Saved entries
+-------+
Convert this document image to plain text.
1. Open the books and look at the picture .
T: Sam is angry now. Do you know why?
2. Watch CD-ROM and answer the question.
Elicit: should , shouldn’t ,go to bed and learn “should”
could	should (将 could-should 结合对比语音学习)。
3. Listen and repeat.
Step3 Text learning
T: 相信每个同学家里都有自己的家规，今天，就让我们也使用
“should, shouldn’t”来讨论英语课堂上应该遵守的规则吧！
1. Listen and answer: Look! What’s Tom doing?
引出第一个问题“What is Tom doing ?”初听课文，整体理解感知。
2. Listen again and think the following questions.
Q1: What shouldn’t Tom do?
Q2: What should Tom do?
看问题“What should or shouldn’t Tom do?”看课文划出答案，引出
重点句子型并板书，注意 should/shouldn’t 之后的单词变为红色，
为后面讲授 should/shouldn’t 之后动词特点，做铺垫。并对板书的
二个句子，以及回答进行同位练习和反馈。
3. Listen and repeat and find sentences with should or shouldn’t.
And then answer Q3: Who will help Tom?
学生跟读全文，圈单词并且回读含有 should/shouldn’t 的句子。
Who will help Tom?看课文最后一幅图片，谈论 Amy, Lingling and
+-------+
TASK TO COMPLETE — Give the listing again, word for word.

SOLUTION —
Convert this document image to plain text.
1. Open the books and look at the picture .
T: Sam is angry now. Do you know why?
2. Watch CD-ROM and answer the question.
Elicit: should , shouldn’t ,go to bed and learn “should”
could	should (将 could-should 结合对比语音学习)。
3. Listen and repeat.
Step3 Text learning
T: 相信每个同学家里都有自己的家规，今天，就让我们也使用
“should, shouldn’t”来讨论英语课堂上应该遵守的规则吧！
1. Listen and answer: Look! What’s Tom doing?
引出第一个问题“What is Tom doing ?”初听课文，整体理解感知。
2. Listen again and think the following questions.
Q1: What shouldn’t Tom do?
Q2: What should Tom do?
看问题“What should or shouldn’t Tom do?”看课文划出答案，引出
重点句子型并板书，注意 should/shouldn’t 之后的单词变为红色，
为后面讲授 should/shouldn’t 之后动词特点，做铺垫。并对板书的
二个句子，以及回答进行同位练习和反馈。
3. Listen and repeat and find sentences with should or shouldn’t.
And then answer Q3: Who will help Tom?
学生跟读全文，圈单词并且回读含有 should/shouldn’t 的句子。
Who will help Tom?看课文最后一幅图片，谈论 Amy, Lingling and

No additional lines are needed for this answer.